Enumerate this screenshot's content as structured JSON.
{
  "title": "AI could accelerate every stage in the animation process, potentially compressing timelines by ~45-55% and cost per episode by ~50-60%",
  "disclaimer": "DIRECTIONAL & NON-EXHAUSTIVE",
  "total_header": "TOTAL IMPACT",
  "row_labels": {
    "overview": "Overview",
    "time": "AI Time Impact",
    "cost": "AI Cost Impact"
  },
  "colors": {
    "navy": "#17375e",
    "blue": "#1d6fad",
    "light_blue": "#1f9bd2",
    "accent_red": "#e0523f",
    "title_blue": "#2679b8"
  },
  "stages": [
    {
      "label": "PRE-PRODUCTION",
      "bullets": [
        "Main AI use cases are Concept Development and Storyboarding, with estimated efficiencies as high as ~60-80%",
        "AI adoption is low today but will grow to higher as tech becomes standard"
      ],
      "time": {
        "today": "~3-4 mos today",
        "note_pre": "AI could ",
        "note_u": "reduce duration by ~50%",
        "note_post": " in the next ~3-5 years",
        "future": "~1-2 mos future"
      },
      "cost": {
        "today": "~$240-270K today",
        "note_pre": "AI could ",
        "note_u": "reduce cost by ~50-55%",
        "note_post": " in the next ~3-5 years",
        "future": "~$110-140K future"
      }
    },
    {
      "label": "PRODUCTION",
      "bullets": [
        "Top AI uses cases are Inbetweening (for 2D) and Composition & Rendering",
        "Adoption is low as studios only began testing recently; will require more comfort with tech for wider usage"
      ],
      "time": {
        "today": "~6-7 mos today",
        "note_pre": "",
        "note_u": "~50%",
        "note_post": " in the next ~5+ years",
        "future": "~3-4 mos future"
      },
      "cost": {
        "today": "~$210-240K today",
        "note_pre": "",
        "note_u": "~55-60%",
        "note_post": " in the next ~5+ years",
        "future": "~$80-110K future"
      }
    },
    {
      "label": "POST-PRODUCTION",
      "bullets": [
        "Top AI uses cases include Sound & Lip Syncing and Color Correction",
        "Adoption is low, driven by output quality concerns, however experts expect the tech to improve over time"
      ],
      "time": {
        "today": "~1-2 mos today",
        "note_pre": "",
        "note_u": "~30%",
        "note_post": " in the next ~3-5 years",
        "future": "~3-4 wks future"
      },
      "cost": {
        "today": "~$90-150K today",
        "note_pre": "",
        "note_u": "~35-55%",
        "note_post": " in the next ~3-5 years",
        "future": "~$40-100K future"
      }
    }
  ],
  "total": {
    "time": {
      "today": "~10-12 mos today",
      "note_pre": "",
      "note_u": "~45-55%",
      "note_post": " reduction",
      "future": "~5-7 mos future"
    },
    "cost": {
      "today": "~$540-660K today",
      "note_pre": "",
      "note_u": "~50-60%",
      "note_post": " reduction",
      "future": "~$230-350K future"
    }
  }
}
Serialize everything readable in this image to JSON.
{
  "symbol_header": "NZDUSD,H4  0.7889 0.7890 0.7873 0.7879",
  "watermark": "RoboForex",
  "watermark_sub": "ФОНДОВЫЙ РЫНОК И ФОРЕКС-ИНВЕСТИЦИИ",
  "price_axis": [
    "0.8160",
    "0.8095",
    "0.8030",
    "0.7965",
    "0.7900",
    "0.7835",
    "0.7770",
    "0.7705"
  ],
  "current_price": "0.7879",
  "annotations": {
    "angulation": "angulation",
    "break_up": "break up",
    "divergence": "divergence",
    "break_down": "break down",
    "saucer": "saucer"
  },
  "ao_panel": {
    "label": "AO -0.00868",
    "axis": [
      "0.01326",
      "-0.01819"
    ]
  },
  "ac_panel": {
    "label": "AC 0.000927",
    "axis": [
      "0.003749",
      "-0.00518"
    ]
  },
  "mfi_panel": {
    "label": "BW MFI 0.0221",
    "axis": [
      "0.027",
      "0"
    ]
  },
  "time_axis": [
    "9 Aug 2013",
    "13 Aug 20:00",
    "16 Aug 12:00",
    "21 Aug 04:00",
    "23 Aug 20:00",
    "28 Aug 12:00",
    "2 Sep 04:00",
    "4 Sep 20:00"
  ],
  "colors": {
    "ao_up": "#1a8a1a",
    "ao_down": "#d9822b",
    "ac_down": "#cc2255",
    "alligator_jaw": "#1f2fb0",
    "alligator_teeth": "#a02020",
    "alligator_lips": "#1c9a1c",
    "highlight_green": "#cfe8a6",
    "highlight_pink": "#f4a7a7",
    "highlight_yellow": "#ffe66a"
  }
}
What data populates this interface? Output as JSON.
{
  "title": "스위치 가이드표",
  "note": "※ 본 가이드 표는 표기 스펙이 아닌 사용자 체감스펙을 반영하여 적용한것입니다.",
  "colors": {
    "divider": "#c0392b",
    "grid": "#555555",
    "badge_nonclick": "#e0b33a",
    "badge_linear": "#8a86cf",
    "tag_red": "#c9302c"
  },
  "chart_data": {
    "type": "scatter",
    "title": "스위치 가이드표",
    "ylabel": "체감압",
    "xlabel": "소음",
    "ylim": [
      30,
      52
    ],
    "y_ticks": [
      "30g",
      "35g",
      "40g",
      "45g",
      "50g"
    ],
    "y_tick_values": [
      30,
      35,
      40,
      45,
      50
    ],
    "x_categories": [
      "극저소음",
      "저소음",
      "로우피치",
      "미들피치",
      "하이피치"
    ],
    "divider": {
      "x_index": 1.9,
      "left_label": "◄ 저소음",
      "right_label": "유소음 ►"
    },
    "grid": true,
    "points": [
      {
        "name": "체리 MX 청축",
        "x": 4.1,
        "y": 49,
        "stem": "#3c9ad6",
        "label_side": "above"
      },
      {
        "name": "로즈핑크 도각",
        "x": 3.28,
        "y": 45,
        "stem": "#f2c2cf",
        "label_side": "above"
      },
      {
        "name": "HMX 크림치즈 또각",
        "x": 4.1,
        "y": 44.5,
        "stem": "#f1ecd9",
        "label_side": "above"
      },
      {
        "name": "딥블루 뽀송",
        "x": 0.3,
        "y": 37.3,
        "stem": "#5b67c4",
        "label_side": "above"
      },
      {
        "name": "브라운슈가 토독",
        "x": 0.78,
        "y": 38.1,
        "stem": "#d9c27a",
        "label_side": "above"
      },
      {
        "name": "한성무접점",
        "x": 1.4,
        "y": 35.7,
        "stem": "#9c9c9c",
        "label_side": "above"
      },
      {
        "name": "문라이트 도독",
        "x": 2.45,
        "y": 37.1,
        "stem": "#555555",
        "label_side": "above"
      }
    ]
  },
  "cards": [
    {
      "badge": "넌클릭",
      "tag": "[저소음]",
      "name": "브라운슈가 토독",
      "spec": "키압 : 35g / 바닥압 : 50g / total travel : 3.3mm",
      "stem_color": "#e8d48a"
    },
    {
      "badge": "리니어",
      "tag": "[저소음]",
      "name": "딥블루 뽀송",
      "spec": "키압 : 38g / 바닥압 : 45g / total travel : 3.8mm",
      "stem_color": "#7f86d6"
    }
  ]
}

···

_Short exercise_: Determine how many of the lines above hold the word "will", and output that number by itself.

_Complete output_: 2